Lines of data

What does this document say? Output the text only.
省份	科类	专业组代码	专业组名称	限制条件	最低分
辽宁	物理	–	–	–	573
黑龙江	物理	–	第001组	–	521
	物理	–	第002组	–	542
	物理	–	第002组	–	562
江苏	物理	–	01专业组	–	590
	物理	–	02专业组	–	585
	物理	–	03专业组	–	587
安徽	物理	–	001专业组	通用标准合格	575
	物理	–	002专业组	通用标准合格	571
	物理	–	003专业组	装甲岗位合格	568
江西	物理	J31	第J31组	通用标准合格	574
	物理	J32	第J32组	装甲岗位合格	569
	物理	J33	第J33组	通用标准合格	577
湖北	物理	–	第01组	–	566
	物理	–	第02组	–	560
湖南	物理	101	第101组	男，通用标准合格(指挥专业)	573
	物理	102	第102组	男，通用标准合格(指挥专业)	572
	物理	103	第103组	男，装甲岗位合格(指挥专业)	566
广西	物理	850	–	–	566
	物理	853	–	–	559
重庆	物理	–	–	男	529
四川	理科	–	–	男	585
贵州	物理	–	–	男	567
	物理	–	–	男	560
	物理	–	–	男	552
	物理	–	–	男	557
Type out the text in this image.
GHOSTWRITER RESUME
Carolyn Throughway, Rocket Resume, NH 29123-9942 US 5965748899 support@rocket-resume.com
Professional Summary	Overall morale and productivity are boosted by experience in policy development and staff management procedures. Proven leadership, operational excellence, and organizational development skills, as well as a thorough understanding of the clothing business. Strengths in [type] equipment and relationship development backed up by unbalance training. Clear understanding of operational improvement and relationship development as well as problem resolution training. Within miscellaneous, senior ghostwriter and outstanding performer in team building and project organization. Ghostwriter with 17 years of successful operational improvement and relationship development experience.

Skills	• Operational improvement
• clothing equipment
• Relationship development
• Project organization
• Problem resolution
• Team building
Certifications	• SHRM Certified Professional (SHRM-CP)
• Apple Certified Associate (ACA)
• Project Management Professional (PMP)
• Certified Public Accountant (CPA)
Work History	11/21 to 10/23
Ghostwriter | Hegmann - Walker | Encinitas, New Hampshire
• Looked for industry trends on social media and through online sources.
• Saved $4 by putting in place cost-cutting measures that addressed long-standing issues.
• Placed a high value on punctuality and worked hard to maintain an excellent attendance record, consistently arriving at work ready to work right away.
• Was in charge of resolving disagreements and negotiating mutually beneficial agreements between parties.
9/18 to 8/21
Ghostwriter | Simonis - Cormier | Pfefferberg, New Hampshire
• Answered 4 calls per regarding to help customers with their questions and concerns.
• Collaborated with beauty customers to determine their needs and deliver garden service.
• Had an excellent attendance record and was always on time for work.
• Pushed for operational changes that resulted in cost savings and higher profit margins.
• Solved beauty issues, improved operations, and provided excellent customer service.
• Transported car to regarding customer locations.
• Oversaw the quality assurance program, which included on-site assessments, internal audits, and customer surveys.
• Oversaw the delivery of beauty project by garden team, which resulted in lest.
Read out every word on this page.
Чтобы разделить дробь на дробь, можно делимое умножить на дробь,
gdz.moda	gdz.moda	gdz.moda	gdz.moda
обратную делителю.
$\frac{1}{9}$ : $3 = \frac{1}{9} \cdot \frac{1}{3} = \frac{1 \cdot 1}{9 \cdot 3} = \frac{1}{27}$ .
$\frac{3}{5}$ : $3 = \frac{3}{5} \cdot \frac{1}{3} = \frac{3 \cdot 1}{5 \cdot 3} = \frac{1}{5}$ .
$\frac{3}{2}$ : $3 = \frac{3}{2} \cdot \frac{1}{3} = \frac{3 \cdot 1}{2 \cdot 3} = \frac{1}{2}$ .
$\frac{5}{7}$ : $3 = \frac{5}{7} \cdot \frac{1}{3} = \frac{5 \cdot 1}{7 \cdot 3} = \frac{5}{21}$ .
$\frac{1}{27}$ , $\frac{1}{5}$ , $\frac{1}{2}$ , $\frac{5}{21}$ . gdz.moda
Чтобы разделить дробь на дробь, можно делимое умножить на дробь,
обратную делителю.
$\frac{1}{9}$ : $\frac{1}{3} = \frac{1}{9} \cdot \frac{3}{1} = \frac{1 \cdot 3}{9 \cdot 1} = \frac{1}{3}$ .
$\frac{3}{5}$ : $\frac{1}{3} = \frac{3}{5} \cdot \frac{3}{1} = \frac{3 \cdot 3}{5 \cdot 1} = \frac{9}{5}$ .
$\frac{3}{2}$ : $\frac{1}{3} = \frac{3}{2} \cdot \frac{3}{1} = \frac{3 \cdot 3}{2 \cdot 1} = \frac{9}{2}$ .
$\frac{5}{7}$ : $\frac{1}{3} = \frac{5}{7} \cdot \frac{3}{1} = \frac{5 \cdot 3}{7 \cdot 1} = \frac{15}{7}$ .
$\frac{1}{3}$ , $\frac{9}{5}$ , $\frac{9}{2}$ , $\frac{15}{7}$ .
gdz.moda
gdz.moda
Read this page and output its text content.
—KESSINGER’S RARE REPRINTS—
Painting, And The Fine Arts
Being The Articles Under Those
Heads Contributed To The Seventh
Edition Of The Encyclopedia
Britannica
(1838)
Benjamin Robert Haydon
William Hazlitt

:: Description of the task ::
Nothing but the lines from the one with "Read this page and output its text content." through the end of the data above should be repeated, each exactly as it stands.

:: Written response ::
Read this page and output its text content.
—KESSINGER’S RARE REPRINTS—
Painting, And The Fine Arts
Being The Articles Under Those
Heads Contributed To The Seventh
Edition Of The Encyclopedia
Britannica
(1838)
Benjamin Robert Haydon
William Hazlitt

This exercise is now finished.